━━━ RECORD SET ━━━
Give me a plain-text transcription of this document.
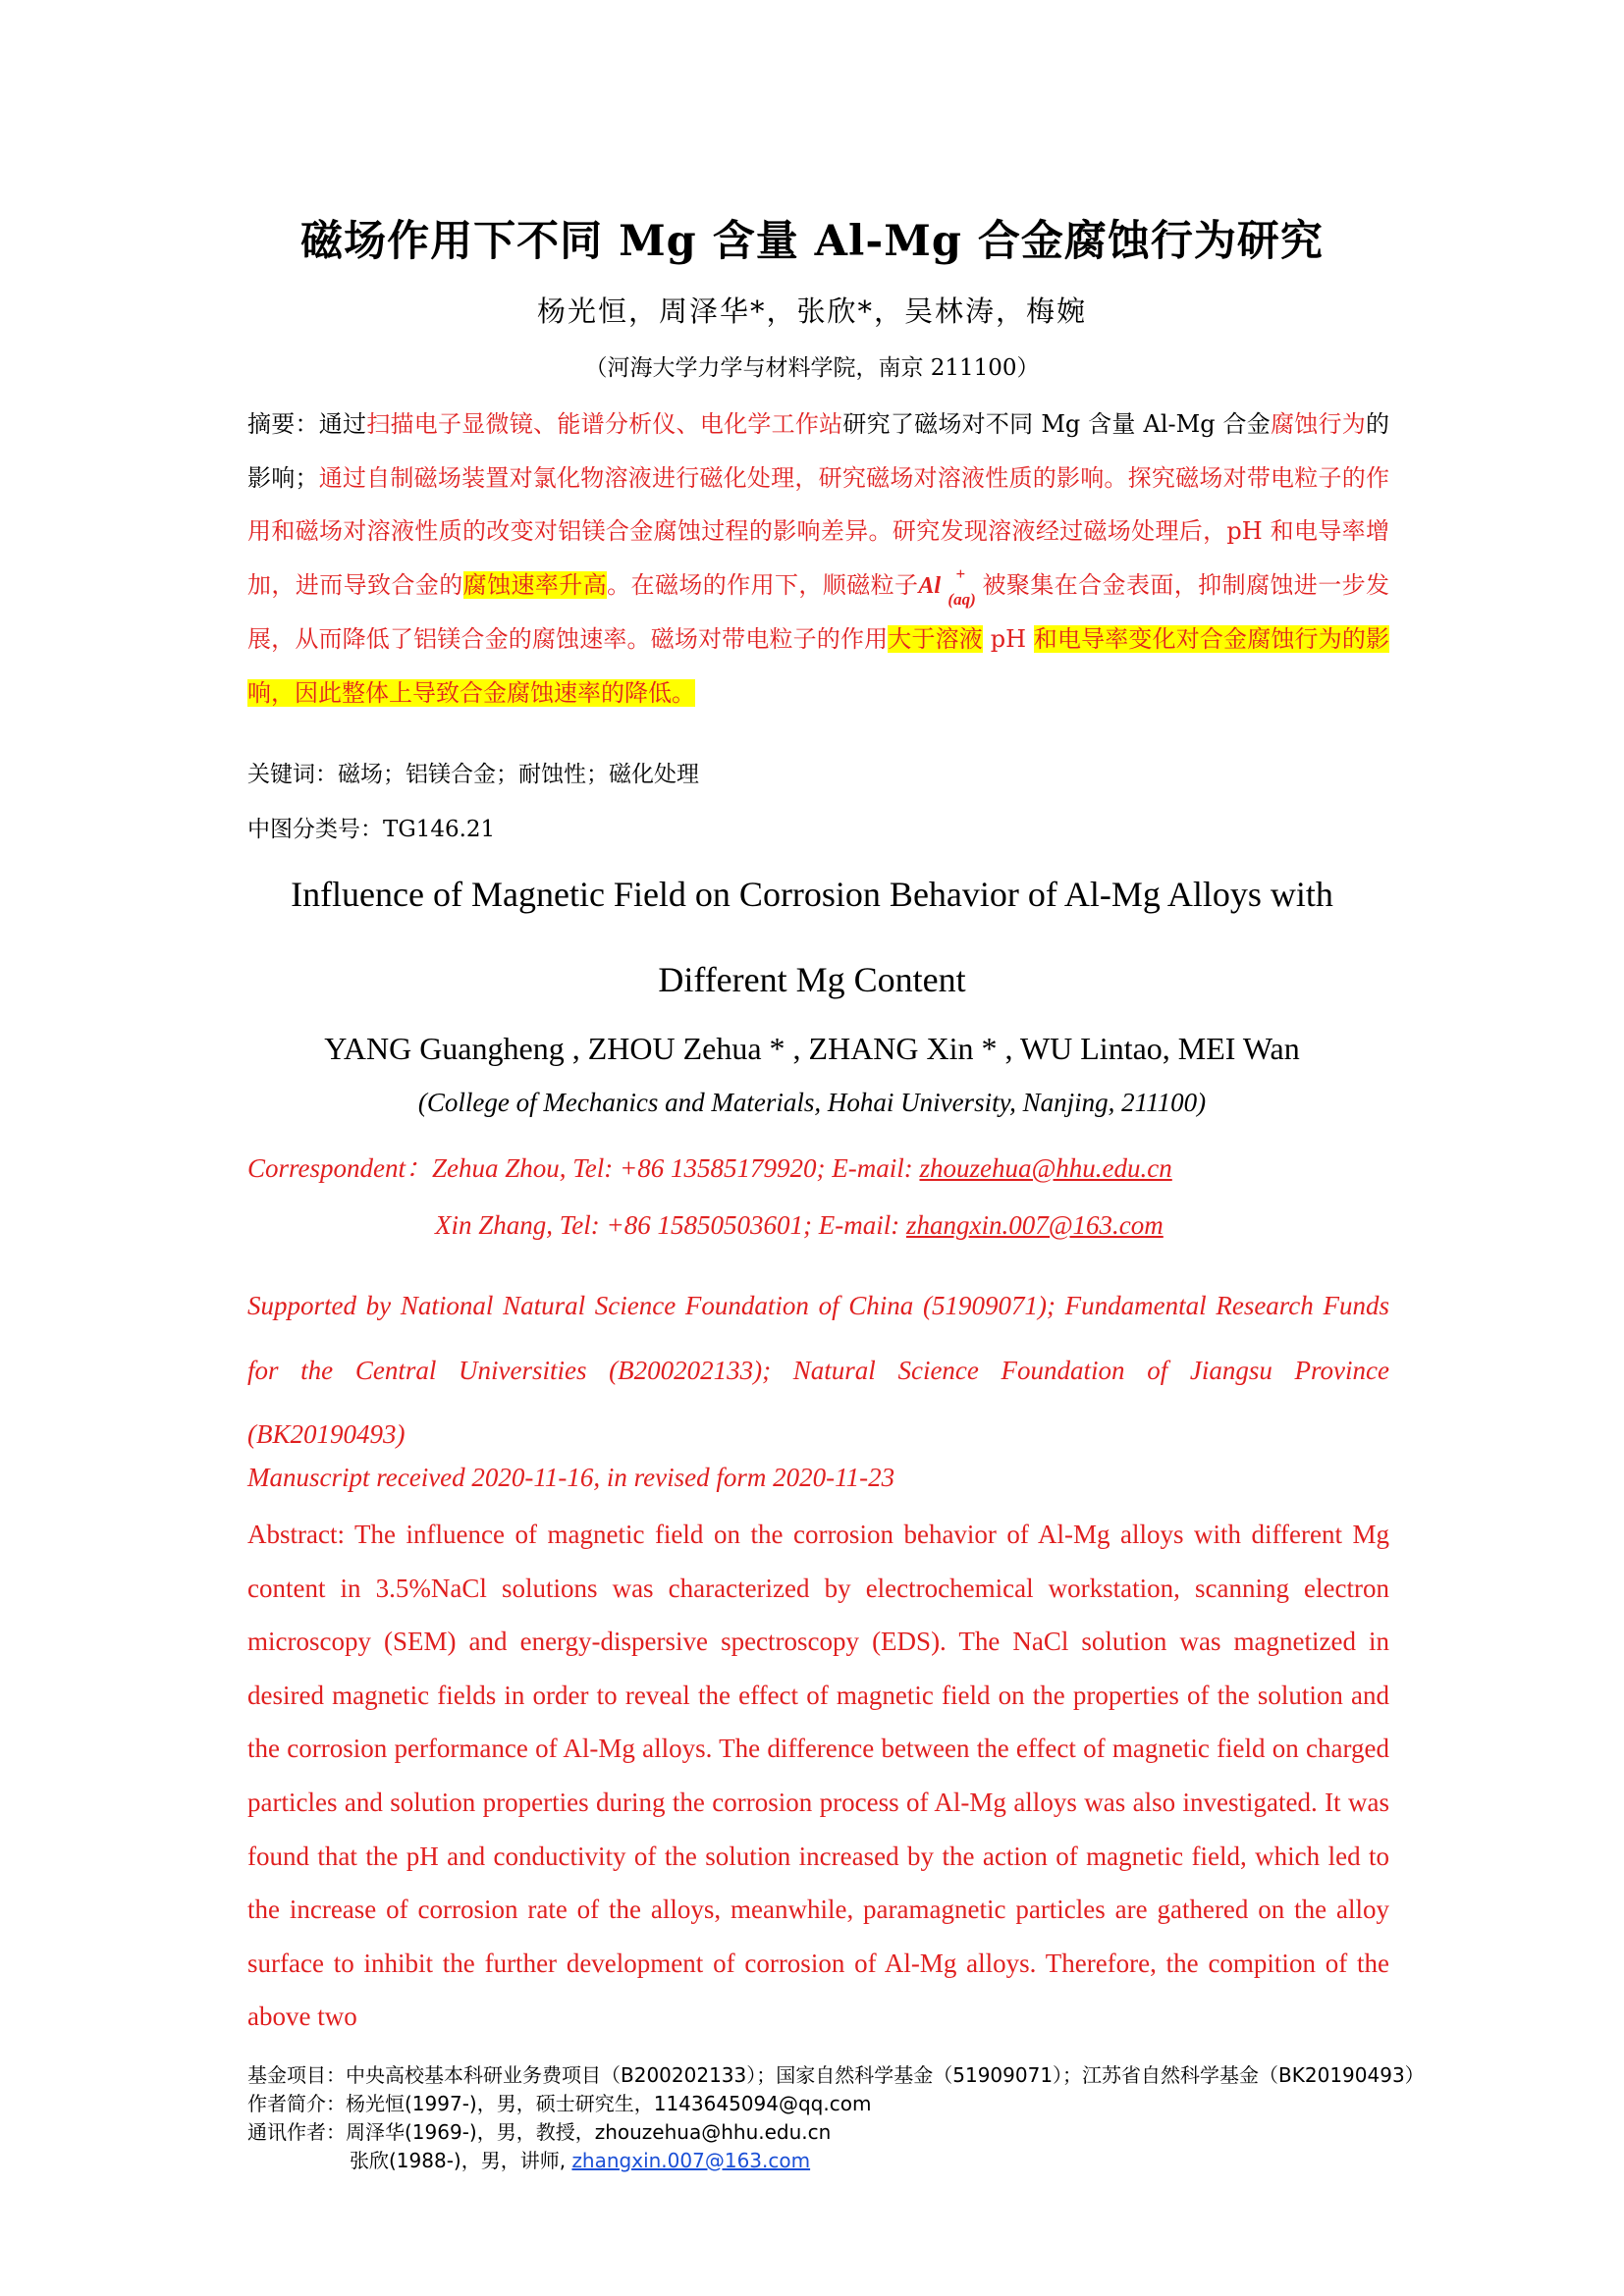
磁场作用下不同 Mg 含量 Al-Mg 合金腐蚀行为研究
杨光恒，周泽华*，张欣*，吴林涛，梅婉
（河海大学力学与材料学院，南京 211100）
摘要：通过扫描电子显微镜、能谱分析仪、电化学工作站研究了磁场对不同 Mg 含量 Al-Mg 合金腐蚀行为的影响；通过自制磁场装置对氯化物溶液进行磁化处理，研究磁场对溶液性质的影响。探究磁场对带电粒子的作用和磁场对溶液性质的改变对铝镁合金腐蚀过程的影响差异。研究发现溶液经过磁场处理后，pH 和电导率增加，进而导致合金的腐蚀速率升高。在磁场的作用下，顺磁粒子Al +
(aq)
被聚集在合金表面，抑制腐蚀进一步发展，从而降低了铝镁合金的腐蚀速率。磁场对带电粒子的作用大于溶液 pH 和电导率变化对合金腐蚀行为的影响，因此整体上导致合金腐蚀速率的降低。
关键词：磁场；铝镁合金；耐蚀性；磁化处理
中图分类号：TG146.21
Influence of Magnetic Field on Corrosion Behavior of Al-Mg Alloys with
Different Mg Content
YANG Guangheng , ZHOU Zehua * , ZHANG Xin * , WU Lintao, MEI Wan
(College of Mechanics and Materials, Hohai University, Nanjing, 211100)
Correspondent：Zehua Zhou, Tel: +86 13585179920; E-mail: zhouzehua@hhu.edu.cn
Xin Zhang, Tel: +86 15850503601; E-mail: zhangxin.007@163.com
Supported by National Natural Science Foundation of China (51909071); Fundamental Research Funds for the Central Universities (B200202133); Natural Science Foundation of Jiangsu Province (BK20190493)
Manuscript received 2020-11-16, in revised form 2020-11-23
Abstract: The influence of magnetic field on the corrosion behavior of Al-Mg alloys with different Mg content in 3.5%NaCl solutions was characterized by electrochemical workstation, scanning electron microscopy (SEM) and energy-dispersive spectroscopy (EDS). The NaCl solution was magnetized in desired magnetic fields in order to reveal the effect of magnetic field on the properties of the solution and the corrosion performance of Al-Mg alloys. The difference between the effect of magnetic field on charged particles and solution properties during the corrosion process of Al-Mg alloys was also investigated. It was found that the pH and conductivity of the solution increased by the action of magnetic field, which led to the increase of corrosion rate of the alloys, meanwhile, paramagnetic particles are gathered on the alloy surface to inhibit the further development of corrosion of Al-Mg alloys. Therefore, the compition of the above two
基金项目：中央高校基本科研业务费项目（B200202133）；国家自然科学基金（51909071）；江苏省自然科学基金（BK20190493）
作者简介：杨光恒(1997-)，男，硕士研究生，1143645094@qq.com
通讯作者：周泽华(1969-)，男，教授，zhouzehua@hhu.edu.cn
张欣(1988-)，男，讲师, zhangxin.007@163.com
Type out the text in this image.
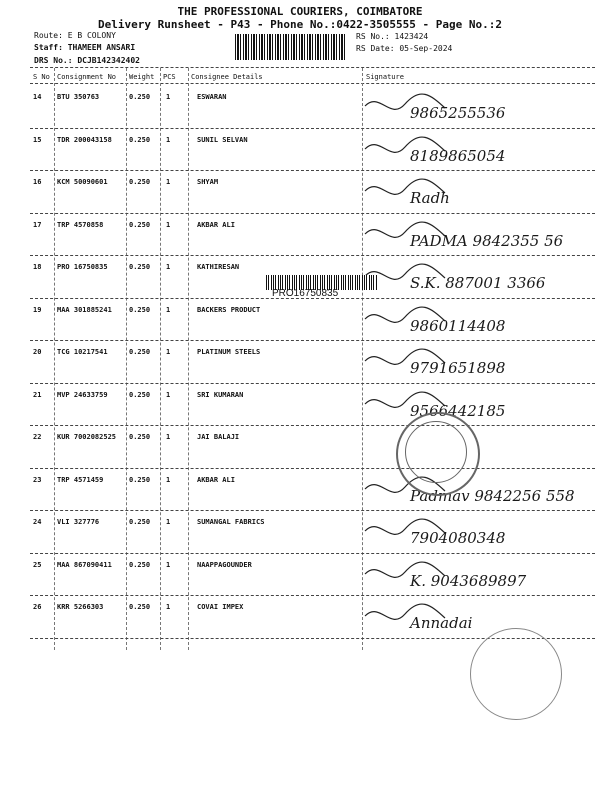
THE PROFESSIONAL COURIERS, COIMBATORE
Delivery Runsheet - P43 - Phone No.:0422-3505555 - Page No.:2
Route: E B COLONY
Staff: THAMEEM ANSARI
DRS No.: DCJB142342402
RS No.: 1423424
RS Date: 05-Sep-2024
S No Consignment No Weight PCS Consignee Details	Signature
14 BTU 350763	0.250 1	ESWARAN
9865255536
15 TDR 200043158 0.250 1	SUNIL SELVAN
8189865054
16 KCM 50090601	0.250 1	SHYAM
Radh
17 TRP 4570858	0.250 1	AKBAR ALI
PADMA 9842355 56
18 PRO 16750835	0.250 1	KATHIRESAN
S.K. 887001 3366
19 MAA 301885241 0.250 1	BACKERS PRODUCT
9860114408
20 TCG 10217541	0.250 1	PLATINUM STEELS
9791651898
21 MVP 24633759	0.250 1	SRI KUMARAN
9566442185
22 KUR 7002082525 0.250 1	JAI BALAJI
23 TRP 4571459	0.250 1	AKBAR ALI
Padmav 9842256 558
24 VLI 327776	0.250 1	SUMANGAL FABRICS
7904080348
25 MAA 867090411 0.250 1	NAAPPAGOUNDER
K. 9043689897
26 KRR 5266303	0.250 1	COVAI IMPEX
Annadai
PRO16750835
━━━
#### [WHAT TO DO]
Omit any images, then output the listing exactly.

#### [RESPONSE TO THIS EXERCISE]
Give me a plain-text transcription of this document.
磁场作用下不同 Mg 含量 Al-Mg 合金腐蚀行为研究
杨光恒，周泽华*，张欣*，吴林涛，梅婉
（河海大学力学与材料学院，南京 211100）
摘要：通过扫描电子显微镜、能谱分析仪、电化学工作站研究了磁场对不同 Mg 含量 Al-Mg 合金腐蚀行为的影响；通过自制磁场装置对氯化物溶液进行磁化处理，研究磁场对溶液性质的影响。探究磁场对带电粒子的作用和磁场对溶液性质的改变对铝镁合金腐蚀过程的影响差异。研究发现溶液经过磁场处理后，pH 和电导率增加，进而导致合金的腐蚀速率升高。在磁场的作用下，顺磁粒子Al +
(aq)
被聚集在合金表面，抑制腐蚀进一步发展，从而降低了铝镁合金的腐蚀速率。磁场对带电粒子的作用大于溶液 pH 和电导率变化对合金腐蚀行为的影响，因此整体上导致合金腐蚀速率的降低。
关键词：磁场；铝镁合金；耐蚀性；磁化处理
中图分类号：TG146.21
Influence of Magnetic Field on Corrosion Behavior of Al-Mg Alloys with
Different Mg Content
YANG Guangheng , ZHOU Zehua * , ZHANG Xin * , WU Lintao, MEI Wan
(College of Mechanics and Materials, Hohai University, Nanjing, 211100)
Correspondent：Zehua Zhou, Tel: +86 13585179920; E-mail: zhouzehua@hhu.edu.cn
Xin Zhang, Tel: +86 15850503601; E-mail: zhangxin.007@163.com
Supported by National Natural Science Foundation of China (51909071); Fundamental Research Funds for the Central Universities (B200202133); Natural Science Foundation of Jiangsu Province (BK20190493)
Manuscript received 2020-11-16, in revised form 2020-11-23
Abstract: The influence of magnetic field on the corrosion behavior of Al-Mg alloys with different Mg content in 3.5%NaCl solutions was characterized by electrochemical workstation, scanning electron microscopy (SEM) and energy-dispersive spectroscopy (EDS). The NaCl solution was magnetized in desired magnetic fields in order to reveal the effect of magnetic field on the properties of the solution and the corrosion performance of Al-Mg alloys. The difference between the effect of magnetic field on charged particles and solution properties during the corrosion process of Al-Mg alloys was also investigated. It was found that the pH and conductivity of the solution increased by the action of magnetic field, which led to the increase of corrosion rate of the alloys, meanwhile, paramagnetic particles are gathered on the alloy surface to inhibit the further development of corrosion of Al-Mg alloys. Therefore, the compition of the above two
基金项目：中央高校基本科研业务费项目（B200202133）；国家自然科学基金（51909071）；江苏省自然科学基金（BK20190493）
作者简介：杨光恒(1997-)，男，硕士研究生，1143645094@qq.com
通讯作者：周泽华(1969-)，男，教授，zhouzehua@hhu.edu.cn
张欣(1988-)，男，讲师, zhangxin.007@163.com
Type out the text in this image.
THE PROFESSIONAL COURIERS, COIMBATORE
Delivery Runsheet - P43 - Phone No.:0422-3505555 - Page No.:2
Route: E B COLONY
Staff: THAMEEM ANSARI
DRS No.: DCJB142342402
RS No.: 1423424
RS Date: 05-Sep-2024
S No Consignment No Weight PCS Consignee Details	Signature
14 BTU 350763	0.250 1	ESWARAN
9865255536
15 TDR 200043158 0.250 1	SUNIL SELVAN
8189865054
16 KCM 50090601	0.250 1	SHYAM
Radh
17 TRP 4570858	0.250 1	AKBAR ALI
PADMA 9842355 56
18 PRO 16750835	0.250 1	KATHIRESAN
S.K. 887001 3366
19 MAA 301885241 0.250 1	BACKERS PRODUCT
9860114408
20 TCG 10217541	0.250 1	PLATINUM STEELS
9791651898
21 MVP 24633759	0.250 1	SRI KUMARAN
9566442185
22 KUR 7002082525 0.250 1	JAI BALAJI
23 TRP 4571459	0.250 1	AKBAR ALI
Padmav 9842256 558
24 VLI 327776	0.250 1	SUMANGAL FABRICS
7904080348
25 MAA 867090411 0.250 1	NAAPPAGOUNDER
K. 9043689897
26 KRR 5266303	0.250 1	COVAI IMPEX
Annadai
PRO16750835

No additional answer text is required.